(Records from a data source)
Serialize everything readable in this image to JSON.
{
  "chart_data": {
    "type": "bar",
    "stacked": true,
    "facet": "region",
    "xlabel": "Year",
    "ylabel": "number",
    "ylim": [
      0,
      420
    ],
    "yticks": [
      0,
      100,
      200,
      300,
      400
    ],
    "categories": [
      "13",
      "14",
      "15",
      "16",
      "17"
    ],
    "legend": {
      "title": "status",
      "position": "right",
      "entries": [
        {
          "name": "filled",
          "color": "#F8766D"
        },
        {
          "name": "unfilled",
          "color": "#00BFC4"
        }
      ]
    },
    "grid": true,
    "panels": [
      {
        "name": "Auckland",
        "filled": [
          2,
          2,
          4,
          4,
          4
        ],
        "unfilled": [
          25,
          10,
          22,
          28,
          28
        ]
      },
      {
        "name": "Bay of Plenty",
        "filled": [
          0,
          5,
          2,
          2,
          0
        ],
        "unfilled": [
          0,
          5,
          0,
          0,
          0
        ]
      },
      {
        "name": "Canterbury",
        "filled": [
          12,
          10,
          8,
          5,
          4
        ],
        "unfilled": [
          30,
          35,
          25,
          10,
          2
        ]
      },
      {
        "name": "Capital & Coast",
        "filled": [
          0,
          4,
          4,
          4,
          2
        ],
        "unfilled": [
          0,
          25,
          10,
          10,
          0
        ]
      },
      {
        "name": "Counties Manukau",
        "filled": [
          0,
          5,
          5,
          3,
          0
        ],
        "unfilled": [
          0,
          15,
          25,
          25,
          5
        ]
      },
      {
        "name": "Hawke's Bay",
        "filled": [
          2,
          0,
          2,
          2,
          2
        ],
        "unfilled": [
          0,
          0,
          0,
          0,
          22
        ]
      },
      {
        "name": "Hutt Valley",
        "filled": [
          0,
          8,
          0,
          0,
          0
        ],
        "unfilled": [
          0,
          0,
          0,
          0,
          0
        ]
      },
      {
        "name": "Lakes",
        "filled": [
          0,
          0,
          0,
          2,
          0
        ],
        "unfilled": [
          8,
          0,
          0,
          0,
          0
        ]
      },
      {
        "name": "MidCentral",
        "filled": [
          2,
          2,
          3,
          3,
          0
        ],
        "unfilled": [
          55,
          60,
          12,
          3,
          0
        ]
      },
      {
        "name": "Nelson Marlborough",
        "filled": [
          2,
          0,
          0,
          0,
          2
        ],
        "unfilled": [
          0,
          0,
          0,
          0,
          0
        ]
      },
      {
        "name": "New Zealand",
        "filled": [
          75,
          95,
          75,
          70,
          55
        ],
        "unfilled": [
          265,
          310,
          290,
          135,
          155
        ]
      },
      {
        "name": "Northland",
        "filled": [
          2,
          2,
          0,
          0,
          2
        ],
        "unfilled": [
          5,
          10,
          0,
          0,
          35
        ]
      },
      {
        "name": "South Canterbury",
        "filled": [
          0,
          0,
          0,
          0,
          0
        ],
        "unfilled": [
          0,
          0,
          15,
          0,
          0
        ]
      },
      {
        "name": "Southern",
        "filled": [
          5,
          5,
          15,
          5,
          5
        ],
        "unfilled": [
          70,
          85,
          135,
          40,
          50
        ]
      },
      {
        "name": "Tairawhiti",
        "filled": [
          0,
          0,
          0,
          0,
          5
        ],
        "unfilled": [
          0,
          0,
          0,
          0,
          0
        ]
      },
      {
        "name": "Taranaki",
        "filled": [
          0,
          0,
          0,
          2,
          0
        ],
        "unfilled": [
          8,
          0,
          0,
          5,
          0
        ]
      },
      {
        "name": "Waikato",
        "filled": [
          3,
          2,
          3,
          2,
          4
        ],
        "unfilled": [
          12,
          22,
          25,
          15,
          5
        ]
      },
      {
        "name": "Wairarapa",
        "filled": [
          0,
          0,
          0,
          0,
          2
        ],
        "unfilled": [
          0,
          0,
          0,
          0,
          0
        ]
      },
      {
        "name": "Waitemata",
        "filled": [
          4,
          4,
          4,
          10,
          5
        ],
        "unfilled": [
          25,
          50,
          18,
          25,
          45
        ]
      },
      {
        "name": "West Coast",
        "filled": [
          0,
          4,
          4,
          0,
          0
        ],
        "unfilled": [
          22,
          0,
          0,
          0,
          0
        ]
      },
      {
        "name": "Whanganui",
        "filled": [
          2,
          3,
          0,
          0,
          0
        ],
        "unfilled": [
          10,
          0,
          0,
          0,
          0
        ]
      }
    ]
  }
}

**Your goal**
Your task is to quote the listing above word for word.

**Correct response**
Serialize everything readable in this image to JSON.
{
  "chart_data": {
    "type": "bar",
    "stacked": true,
    "facet": "region",
    "xlabel": "Year",
    "ylabel": "number",
    "ylim": [
      0,
      420
    ],
    "yticks": [
      0,
      100,
      200,
      300,
      400
    ],
    "categories": [
      "13",
      "14",
      "15",
      "16",
      "17"
    ],
    "legend": {
      "title": "status",
      "position": "right",
      "entries": [
        {
          "name": "filled",
          "color": "#F8766D"
        },
        {
          "name": "unfilled",
          "color": "#00BFC4"
        }
      ]
    },
    "grid": true,
    "panels": [
      {
        "name": "Auckland",
        "filled": [
          2,
          2,
          4,
          4,
          4
        ],
        "unfilled": [
          25,
          10,
          22,
          28,
          28
        ]
      },
      {
        "name": "Bay of Plenty",
        "filled": [
          0,
          5,
          2,
          2,
          0
        ],
        "unfilled": [
          0,
          5,
          0,
          0,
          0
        ]
      },
      {
        "name": "Canterbury",
        "filled": [
          12,
          10,
          8,
          5,
          4
        ],
        "unfilled": [
          30,
          35,
          25,
          10,
          2
        ]
      },
      {
        "name": "Capital & Coast",
        "filled": [
          0,
          4,
          4,
          4,
          2
        ],
        "unfilled": [
          0,
          25,
          10,
          10,
          0
        ]
      },
      {
        "name": "Counties Manukau",
        "filled": [
          0,
          5,
          5,
          3,
          0
        ],
        "unfilled": [
          0,
          15,
          25,
          25,
          5
        ]
      },
      {
        "name": "Hawke's Bay",
        "filled": [
          2,
          0,
          2,
          2,
          2
        ],
        "unfilled": [
          0,
          0,
          0,
          0,
          22
        ]
      },
      {
        "name": "Hutt Valley",
        "filled": [
          0,
          8,
          0,
          0,
          0
        ],
        "unfilled": [
          0,
          0,
          0,
          0,
          0
        ]
      },
      {
        "name": "Lakes",
        "filled": [
          0,
          0,
          0,
          2,
          0
        ],
        "unfilled": [
          8,
          0,
          0,
          0,
          0
        ]
      },
      {
        "name": "MidCentral",
        "filled": [
          2,
          2,
          3,
          3,
          0
        ],
        "unfilled": [
          55,
          60,
          12,
          3,
          0
        ]
      },
      {
        "name": "Nelson Marlborough",
        "filled": [
          2,
          0,
          0,
          0,
          2
        ],
        "unfilled": [
          0,
          0,
          0,
          0,
          0
        ]
      },
      {
        "name": "New Zealand",
        "filled": [
          75,
          95,
          75,
          70,
          55
        ],
        "unfilled": [
          265,
          310,
          290,
          135,
          155
        ]
      },
      {
        "name": "Northland",
        "filled": [
          2,
          2,
          0,
          0,
          2
        ],
        "unfilled": [
          5,
          10,
          0,
          0,
          35
        ]
      },
      {
        "name": "South Canterbury",
        "filled": [
          0,
          0,
          0,
          0,
          0
        ],
        "unfilled": [
          0,
          0,
          15,
          0,
          0
        ]
      },
      {
        "name": "Southern",
        "filled": [
          5,
          5,
          15,
          5,
          5
        ],
        "unfilled": [
          70,
          85,
          135,
          40,
          50
        ]
      },
      {
        "name": "Tairawhiti",
        "filled": [
          0,
          0,
          0,
          0,
          5
        ],
        "unfilled": [
          0,
          0,
          0,
          0,
          0
        ]
      },
      {
        "name": "Taranaki",
        "filled": [
          0,
          0,
          0,
          2,
          0
        ],
        "unfilled": [
          8,
          0,
          0,
          5,
          0
        ]
      },
      {
        "name": "Waikato",
        "filled": [
          3,
          2,
          3,
          2,
          4
        ],
        "unfilled": [
          12,
          22,
          25,
          15,
          5
        ]
      },
      {
        "name": "Wairarapa",
        "filled": [
          0,
          0,
          0,
          0,
          2
        ],
        "unfilled": [
          0,
          0,
          0,
          0,
          0
        ]
      },
      {
        "name": "Waitemata",
        "filled": [
          4,
          4,
          4,
          10,
          5
        ],
        "unfilled": [
          25,
          50,
          18,
          25,
          45
        ]
      },
      {
        "name": "West Coast",
        "filled": [
          0,
          4,
          4,
          0,
          0
        ],
        "unfilled": [
          22,
          0,
          0,
          0,
          0
        ]
      },
      {
        "name": "Whanganui",
        "filled": [
          2,
          3,
          0,
          0,
          0
        ],
        "unfilled": [
          10,
          0,
          0,
          0,
          0
        ]
      }
    ]
  }
}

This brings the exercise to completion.